WRITTEN EXERCISE ▸
Pull out every line containing the string "Eboi".

Dataset items
·····

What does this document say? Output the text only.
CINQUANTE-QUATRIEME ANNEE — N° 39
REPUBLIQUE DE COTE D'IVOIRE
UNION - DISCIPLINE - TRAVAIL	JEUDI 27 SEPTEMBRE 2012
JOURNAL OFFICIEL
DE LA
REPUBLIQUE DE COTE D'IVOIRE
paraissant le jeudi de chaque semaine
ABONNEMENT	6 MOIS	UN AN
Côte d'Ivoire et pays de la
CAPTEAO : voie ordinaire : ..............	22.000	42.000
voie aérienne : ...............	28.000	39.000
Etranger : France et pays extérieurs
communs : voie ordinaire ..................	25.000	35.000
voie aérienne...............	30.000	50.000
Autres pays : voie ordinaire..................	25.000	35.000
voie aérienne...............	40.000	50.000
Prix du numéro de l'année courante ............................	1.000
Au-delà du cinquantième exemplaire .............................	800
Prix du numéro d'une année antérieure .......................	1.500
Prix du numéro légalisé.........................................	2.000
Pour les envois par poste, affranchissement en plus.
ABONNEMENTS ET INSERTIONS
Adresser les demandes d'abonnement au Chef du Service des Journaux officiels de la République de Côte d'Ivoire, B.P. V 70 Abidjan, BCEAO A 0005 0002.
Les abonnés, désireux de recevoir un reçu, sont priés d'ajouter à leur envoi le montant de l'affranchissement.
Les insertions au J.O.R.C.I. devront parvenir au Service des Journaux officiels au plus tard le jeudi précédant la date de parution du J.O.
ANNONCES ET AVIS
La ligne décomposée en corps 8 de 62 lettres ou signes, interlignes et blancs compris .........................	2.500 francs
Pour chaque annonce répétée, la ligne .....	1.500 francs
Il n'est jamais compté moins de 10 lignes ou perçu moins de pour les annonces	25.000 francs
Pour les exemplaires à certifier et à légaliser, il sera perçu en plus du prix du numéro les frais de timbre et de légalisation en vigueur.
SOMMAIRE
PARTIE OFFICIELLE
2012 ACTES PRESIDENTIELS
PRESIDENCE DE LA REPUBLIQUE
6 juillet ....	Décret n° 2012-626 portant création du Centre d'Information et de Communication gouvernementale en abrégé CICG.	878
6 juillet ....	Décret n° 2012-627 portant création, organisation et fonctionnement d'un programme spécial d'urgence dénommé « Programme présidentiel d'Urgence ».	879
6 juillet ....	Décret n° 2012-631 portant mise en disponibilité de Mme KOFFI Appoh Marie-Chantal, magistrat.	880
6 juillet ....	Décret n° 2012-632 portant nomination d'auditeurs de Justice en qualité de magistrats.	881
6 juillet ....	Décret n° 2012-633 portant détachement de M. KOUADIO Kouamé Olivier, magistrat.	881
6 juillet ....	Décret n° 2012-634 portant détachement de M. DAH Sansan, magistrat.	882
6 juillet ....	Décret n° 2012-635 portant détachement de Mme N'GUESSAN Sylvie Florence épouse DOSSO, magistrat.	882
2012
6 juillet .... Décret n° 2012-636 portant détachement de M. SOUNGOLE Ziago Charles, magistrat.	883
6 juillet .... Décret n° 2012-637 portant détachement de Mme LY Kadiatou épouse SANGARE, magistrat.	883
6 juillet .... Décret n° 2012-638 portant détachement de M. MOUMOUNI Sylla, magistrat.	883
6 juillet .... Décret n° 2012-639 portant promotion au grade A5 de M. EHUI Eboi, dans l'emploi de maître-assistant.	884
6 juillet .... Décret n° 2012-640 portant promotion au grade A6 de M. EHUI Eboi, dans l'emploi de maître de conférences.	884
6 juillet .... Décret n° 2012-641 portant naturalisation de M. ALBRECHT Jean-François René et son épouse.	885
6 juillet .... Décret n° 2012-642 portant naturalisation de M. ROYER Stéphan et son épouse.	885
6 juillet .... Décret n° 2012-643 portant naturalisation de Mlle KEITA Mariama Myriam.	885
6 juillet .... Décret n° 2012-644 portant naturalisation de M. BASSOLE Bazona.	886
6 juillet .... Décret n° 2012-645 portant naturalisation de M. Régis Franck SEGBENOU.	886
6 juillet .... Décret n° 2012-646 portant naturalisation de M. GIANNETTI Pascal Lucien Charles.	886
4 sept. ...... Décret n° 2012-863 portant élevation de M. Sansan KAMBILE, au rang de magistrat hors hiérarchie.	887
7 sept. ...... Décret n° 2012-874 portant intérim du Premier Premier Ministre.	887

·····

FULL RESPONSE ▸
6 juillet .... Décret n° 2012-639 portant promotion au grade A5 de M. EHUI Eboi, dans l'emploi de maître-assistant.	884
6 juillet .... Décret n° 2012-640 portant promotion au grade A6 de M. EHUI Eboi, dans l'emploi de maître de conférences.	884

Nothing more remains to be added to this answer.